DOCUMENT TEXT
----------------

His credits are striking and include the films Lock, Stock and Two Smoking Barrels and Once Upon a Time in the Midlands, while his librettist, Stephen Plaice, is a regular television scriptwriter and wrote the screenplay for the Bafta-nominated short The Last Post.

Lunn's opera, Tangier Tattoo, is an innovative piece of writing and is described as an operatic thriller with a cinematic storyline and recounts the story of a young backpacker in Morocco who, unwittingly, throws himself into a steamy relationship with a US spy - with dire and drastic consequences.

The production promises an adrenaline-pumping evening fuelled by a cutting-edge soundtrack influenced by contemporary rock bands such as Radiohead. It also fuses a 34-piece orchestra with modern electronic forms and reunites the artistic team behind the critically-acclaimed Glyndebourne education productions: Misper - Misplaced Person (1997) and Zoë (2000).

The award-winning cast includes young opera stars Roland Davitt and Katherine Rohrer in the leading roles as well as seasoned performers such as Julian Forsythe, Omar Ebrahim and Jonathan Best.

Tangier Tattoo is a whirlwind love story set against the volatile backdrop of sex, drugs and violence. The scenario centres round young British backpacker Nick and American tourist Nadine, who witness a drug feud outside a café in which two European dealers are gunned down.

A bag containing the money for the deal ends up in their possession and they decide that they are going to have the time of their lives and paint the town red. But things don't go according to plan. They soon find out that life isn't that rosy and the people they're dealing with are no ordinary drug dealers either. And Nick also discovers that Nadine, to his horror, is no ordinary tourist.

The plot thickens!

But for those wanting the more traditional repertoire, the company is travelling with two delightful and popular works: Mozart's Marriage of Figaro and Rossini's La Cenerentola.

And on this tour it's the last chance to catch Graham Vick's acclaimed production of Figaro, first seen in the 2000 festival and last seen in Norwich in 2001.

The raison d'etre of Glyndebourne on Tour is to give young and promising singers and conductors an opportunity to progress their careers. They fulfil this role admirably. On this tour Thomas Rosner makes his Glyndebourne conducting debut with a young cast headed by Iain Paterson in the title role while the love of his life, Susanna, is sung by Anna Maria Panzarella. Jeremy Carpenter, a rising young English bass, sings lecherous old Count Almaviva.

Kate Royal sings the role of the long-suffering Countess. Completing the cast are Anne Mason (Marcellina), Amy Freston (Cherubino) and Harry Nicoll (Don Basilio).

La Cenerentola, however, gives Norwich audiences the first opportunity of seeing this starry production from this year's festival. Lynne Hockney is reviving Peter Hall's production for the tour.

Christine Rice sings the title-role of Angelina. She is a wonderful singer and received glowing praise as Irene in Theodora, seen in Norwich in 2002 as well as in the title-role of Carmen produced in 2003. The music director of Glyndebourne on Tour, Edward Gardner, conducts.

It promises a good week by a company that has always had Norwich on its tour schedule since starting out on the road in 1971. It has brought us a big taste of the Sussex Downs and Tangier Tattoo will, hopefully, find its way there in much the same way as Jonathan Dove's Flight and Harrison Birtwistle's Last Supper did.

----------------

THE TASK
Repeat the passage of the opera article word for word, starting with "His credits are" and going on through "and drastic consequences.". The listing that comes next is separate material and has no connection to the opera article.

----------------

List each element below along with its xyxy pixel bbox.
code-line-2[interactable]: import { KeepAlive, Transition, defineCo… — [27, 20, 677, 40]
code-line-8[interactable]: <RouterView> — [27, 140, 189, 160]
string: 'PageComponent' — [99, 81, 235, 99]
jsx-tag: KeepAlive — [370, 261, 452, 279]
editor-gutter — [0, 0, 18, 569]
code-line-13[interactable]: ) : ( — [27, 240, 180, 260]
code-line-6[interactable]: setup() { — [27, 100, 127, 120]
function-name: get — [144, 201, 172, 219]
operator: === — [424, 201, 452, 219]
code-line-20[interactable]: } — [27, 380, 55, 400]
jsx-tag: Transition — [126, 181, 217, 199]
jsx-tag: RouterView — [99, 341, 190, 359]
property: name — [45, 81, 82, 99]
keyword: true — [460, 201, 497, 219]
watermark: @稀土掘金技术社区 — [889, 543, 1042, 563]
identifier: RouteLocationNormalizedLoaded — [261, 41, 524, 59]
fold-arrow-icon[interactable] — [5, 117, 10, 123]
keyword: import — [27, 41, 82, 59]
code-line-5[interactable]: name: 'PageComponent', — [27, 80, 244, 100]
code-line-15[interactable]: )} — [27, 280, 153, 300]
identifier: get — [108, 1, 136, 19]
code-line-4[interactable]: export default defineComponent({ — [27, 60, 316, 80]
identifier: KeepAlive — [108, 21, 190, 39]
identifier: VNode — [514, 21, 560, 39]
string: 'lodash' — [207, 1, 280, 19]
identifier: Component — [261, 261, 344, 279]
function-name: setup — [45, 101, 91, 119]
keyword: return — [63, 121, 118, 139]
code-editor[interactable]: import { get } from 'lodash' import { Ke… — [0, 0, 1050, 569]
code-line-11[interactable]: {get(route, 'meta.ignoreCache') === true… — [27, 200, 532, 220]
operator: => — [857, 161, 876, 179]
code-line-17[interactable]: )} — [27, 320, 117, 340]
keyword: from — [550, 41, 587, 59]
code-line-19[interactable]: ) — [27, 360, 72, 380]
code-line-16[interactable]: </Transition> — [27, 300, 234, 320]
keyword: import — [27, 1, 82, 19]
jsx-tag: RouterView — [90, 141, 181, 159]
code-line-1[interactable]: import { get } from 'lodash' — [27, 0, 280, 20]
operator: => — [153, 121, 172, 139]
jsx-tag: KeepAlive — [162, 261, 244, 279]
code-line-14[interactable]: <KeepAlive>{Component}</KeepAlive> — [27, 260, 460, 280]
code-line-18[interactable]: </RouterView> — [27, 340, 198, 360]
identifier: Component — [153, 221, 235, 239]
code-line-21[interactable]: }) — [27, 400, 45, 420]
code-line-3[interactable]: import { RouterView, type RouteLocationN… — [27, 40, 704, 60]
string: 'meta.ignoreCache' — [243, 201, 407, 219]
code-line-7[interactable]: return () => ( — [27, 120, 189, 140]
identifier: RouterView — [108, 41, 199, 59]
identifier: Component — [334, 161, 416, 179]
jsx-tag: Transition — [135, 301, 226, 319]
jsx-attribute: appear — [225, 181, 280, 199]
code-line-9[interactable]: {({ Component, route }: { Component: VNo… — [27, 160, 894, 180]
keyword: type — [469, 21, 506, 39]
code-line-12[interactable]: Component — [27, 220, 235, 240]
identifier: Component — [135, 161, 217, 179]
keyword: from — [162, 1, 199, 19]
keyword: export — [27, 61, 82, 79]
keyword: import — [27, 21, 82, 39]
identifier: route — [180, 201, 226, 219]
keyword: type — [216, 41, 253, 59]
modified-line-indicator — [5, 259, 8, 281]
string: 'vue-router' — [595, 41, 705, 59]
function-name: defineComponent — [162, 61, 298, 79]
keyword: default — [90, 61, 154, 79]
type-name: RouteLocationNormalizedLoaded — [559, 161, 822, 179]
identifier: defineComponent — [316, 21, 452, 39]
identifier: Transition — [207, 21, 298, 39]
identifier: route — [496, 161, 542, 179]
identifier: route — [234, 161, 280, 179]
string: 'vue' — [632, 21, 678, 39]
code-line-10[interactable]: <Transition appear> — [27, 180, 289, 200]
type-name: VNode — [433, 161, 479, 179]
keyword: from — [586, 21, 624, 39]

----------------

RESULT OF THE TASK
His credits are striking and include the films Lock, Stock and Two Smoking Barrels and Once Upon a Time in the Midlands, while his librettist, Stephen Plaice, is a regular television scriptwriter and wrote the screenplay for the Bafta-nominated short The Last Post.

Lunn's opera, Tangier Tattoo, is an innovative piece of writing and is described as an operatic thriller with a cinematic storyline and recounts the story of a young backpacker in Morocco who, unwittingly, throws himself into a steamy relationship with a US spy - with dire and drastic consequences.